Problem: Give the data below again, word for word.

Dataset entries
*-*-*

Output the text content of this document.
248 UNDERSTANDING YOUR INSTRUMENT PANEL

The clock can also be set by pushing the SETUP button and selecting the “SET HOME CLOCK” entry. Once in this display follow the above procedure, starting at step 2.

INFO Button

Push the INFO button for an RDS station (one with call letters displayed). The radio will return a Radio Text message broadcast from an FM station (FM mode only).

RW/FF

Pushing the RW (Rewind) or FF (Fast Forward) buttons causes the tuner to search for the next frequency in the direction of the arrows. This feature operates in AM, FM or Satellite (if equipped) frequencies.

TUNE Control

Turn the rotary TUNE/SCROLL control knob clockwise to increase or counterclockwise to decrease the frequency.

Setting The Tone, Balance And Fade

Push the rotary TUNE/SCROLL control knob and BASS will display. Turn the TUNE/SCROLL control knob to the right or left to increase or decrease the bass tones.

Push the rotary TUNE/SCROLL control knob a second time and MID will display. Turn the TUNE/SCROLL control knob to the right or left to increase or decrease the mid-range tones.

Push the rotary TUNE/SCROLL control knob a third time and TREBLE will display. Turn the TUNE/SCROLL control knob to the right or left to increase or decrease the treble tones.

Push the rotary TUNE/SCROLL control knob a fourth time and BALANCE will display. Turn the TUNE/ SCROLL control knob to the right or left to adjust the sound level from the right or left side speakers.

*-*-*

Full response:
Output the text content of this document.
248 UNDERSTANDING YOUR INSTRUMENT PANEL

The clock can also be set by pushing the SETUP button and selecting the “SET HOME CLOCK” entry. Once in this display follow the above procedure, starting at step 2.

INFO Button

Push the INFO button for an RDS station (one with call letters displayed). The radio will return a Radio Text message broadcast from an FM station (FM mode only).

RW/FF

Pushing the RW (Rewind) or FF (Fast Forward) buttons causes the tuner to search for the next frequency in the direction of the arrows. This feature operates in AM, FM or Satellite (if equipped) frequencies.

TUNE Control

Turn the rotary TUNE/SCROLL control knob clockwise to increase or counterclockwise to decrease the frequency.

Setting The Tone, Balance And Fade

Push the rotary TUNE/SCROLL control knob and BASS will display. Turn the TUNE/SCROLL control knob to the right or left to increase or decrease the bass tones.

Push the rotary TUNE/SCROLL control knob a second time and MID will display. Turn the TUNE/SCROLL control knob to the right or left to increase or decrease the mid-range tones.

Push the rotary TUNE/SCROLL control knob a third time and TREBLE will display. Turn the TUNE/SCROLL control knob to the right or left to increase or decrease the treble tones.

Push the rotary TUNE/SCROLL control knob a fourth time and BALANCE will display. Turn the TUNE/ SCROLL control knob to the right or left to adjust the sound level from the right or left side speakers.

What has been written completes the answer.